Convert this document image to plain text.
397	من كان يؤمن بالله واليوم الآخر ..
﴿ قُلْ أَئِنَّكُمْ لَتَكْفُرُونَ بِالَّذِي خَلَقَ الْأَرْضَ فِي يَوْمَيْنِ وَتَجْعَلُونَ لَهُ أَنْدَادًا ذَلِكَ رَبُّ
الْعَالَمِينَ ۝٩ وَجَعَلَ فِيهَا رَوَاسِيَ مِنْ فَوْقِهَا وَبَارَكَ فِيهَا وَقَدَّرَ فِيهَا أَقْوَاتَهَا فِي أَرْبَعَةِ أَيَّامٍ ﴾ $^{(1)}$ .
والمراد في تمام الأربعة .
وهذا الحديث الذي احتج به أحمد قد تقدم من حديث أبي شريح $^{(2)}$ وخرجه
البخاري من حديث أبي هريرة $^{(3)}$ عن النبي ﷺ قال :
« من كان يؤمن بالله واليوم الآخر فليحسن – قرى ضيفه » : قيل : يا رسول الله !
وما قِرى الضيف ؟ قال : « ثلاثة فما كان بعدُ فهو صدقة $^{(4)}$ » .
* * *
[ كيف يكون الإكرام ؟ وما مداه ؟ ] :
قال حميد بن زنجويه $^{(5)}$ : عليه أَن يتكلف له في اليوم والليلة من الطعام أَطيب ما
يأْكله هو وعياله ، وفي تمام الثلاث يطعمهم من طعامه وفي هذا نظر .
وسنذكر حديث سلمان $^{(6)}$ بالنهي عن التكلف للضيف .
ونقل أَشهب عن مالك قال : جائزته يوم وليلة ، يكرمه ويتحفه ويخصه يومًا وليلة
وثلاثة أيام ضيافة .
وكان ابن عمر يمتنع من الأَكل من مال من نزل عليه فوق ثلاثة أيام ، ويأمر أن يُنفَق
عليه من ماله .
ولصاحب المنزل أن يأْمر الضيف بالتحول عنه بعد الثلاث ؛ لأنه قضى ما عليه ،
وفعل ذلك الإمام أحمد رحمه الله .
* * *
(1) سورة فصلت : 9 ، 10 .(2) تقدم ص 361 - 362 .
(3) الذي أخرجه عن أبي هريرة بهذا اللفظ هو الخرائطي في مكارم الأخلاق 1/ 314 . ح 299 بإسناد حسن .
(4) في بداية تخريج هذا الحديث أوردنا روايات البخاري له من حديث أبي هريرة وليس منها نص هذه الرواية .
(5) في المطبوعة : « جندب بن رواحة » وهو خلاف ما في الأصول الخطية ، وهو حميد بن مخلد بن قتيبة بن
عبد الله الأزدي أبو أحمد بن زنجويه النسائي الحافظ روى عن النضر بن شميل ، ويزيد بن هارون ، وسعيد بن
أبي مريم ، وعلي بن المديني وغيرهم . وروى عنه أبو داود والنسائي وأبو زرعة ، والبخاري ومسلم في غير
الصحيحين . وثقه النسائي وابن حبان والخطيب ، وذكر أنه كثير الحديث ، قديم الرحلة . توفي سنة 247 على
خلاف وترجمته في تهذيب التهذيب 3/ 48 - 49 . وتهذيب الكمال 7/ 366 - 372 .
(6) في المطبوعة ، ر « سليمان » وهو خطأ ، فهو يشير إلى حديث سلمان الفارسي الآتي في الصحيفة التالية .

****************************************

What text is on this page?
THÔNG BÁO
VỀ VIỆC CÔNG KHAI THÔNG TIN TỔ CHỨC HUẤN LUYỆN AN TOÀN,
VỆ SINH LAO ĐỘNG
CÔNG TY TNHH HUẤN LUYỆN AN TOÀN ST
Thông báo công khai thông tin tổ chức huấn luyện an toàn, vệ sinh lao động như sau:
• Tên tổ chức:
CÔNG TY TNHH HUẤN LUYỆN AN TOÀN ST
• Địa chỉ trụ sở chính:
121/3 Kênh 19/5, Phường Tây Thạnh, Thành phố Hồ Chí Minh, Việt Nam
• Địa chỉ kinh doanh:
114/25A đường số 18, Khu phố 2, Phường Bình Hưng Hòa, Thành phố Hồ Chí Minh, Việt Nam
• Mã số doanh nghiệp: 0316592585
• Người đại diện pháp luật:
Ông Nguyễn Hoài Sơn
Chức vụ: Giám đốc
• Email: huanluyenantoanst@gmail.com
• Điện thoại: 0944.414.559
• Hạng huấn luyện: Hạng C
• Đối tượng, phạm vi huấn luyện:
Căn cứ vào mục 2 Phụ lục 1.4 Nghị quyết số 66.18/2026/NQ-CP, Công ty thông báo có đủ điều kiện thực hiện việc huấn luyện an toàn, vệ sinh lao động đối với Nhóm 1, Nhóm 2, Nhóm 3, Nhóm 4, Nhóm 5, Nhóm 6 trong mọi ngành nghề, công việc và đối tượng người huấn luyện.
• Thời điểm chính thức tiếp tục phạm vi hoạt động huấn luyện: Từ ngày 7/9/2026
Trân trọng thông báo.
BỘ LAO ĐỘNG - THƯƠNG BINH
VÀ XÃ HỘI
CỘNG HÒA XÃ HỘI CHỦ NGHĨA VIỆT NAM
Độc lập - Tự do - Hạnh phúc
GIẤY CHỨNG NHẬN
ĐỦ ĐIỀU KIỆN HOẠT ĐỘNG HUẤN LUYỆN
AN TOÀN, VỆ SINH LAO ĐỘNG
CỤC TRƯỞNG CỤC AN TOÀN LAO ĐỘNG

****************************************

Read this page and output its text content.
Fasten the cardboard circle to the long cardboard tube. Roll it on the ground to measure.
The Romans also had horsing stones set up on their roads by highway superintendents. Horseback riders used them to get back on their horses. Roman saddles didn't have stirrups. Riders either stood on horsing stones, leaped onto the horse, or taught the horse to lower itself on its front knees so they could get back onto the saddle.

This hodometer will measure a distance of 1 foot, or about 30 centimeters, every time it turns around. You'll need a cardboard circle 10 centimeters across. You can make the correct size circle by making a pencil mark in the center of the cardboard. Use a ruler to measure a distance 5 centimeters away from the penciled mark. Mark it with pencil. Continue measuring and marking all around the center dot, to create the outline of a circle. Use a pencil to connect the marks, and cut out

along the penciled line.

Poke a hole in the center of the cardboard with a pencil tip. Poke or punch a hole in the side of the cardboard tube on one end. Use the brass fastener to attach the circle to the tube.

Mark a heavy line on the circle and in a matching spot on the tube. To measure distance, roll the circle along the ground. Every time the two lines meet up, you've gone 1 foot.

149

****************************************

▸ Goal of the exercise:
Look for lines containing the string "هريرة" and copy them all.

▸ Final result:
البخاري من حديث أبي هريرة $^{(3)}$ عن النبي ﷺ قال :
(3) الذي أخرجه عن أبي هريرة بهذا اللفظ هو الخرائطي في مكارم الأخلاق 1/ 314 . ح 299 بإسناد حسن .
(4) في بداية تخريج هذا الحديث أوردنا روايات البخاري له من حديث أبي هريرة وليس منها نص هذه الرواية .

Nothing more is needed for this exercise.